* INFORMATION GIVEN:
______________________________
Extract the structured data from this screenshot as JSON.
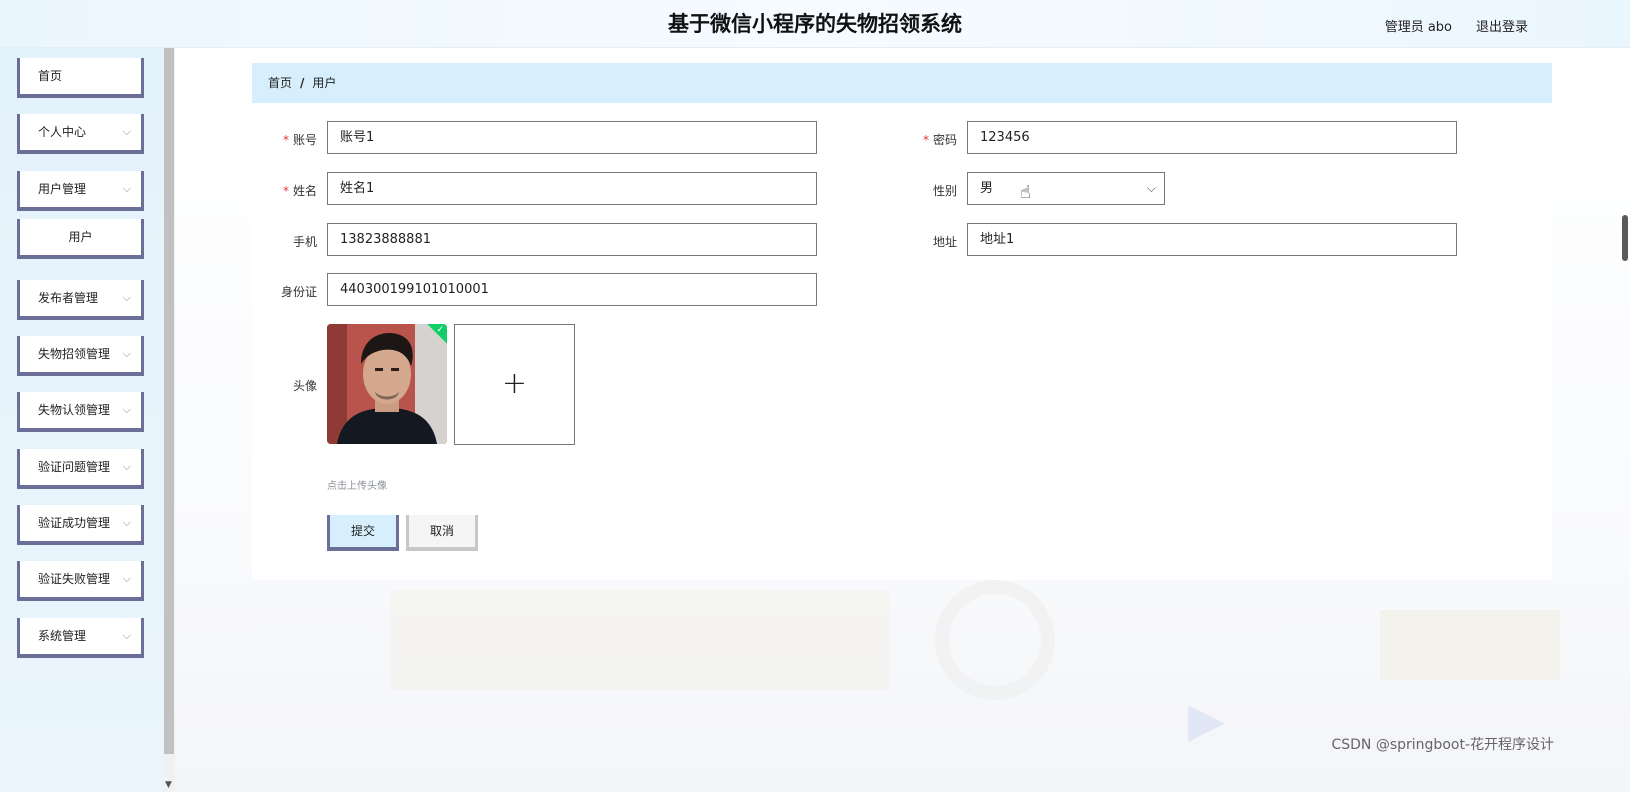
{
  "header": {
    "title": "基于微信小程序的失物招领系统",
    "user": "管理员 abo",
    "logout": "退出登录"
  },
  "sidebar": {
    "items": [
      {
        "label": "首页"
      },
      {
        "label": "个人中心"
      },
      {
        "label": "用户管理"
      },
      {
        "label": "用户"
      },
      {
        "label": "发布者管理"
      },
      {
        "label": "失物招领管理"
      },
      {
        "label": "失物认领管理"
      },
      {
        "label": "验证问题管理"
      },
      {
        "label": "验证成功管理"
      },
      {
        "label": "验证失败管理"
      },
      {
        "label": "系统管理"
      }
    ],
    "chevron": "⌵"
  },
  "breadcrumb": {
    "home": "首页",
    "sep": "/",
    "current": "用户"
  },
  "form": {
    "account": {
      "label": "账号",
      "value": "账号1"
    },
    "password": {
      "label": "密码",
      "value": "123456"
    },
    "name": {
      "label": "姓名",
      "value": "姓名1"
    },
    "gender": {
      "label": "性别",
      "value": "男"
    },
    "phone": {
      "label": "手机",
      "value": "13823888881"
    },
    "address": {
      "label": "地址",
      "value": "地址1"
    },
    "idcard": {
      "label": "身份证",
      "value": "440300199101010001"
    },
    "avatar": {
      "label": "头像",
      "hint": "点击上传头像"
    },
    "required_mark": "*",
    "submit": "提交",
    "cancel": "取消"
  },
  "icons": {
    "plus": "+",
    "check": "✓",
    "hand": "☝"
  },
  "watermark": "CSDN @springboot-花开程序设计",
  "colors": {
    "menu_border": "#6b6f98",
    "breadcrumb_bg": "#d7eefc",
    "required": "#e4393c",
    "check_badge": "#13ce66"
  }
}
______________________________
* WHAT NEEDS TO BE DONE: Pictures excluded, quote all the data above exactly.

* ANSWER TO THE PROBLEM:
Extract the structured data from this screenshot as JSON.
{
  "header": {
    "title": "基于微信小程序的失物招领系统",
    "user": "管理员 abo",
    "logout": "退出登录"
  },
  "sidebar": {
    "items": [
      {
        "label": "首页"
      },
      {
        "label": "个人中心"
      },
      {
        "label": "用户管理"
      },
      {
        "label": "用户"
      },
      {
        "label": "发布者管理"
      },
      {
        "label": "失物招领管理"
      },
      {
        "label": "失物认领管理"
      },
      {
        "label": "验证问题管理"
      },
      {
        "label": "验证成功管理"
      },
      {
        "label": "验证失败管理"
      },
      {
        "label": "系统管理"
      }
    ],
    "chevron": "⌵"
  },
  "breadcrumb": {
    "home": "首页",
    "sep": "/",
    "current": "用户"
  },
  "form": {
    "account": {
      "label": "账号",
      "value": "账号1"
    },
    "password": {
      "label": "密码",
      "value": "123456"
    },
    "name": {
      "label": "姓名",
      "value": "姓名1"
    },
    "gender": {
      "label": "性别",
      "value": "男"
    },
    "phone": {
      "label": "手机",
      "value": "13823888881"
    },
    "address": {
      "label": "地址",
      "value": "地址1"
    },
    "idcard": {
      "label": "身份证",
      "value": "440300199101010001"
    },
    "avatar": {
      "label": "头像",
      "hint": "点击上传头像"
    },
    "required_mark": "*",
    "submit": "提交",
    "cancel": "取消"
  },
  "icons": {
    "plus": "+",
    "check": "✓",
    "hand": "☝"
  },
  "watermark": "CSDN @springboot-花开程序设计",
  "colors": {
    "menu_border": "#6b6f98",
    "breadcrumb_bg": "#d7eefc",
    "required": "#e4393c",
    "check_badge": "#13ce66"
  }
}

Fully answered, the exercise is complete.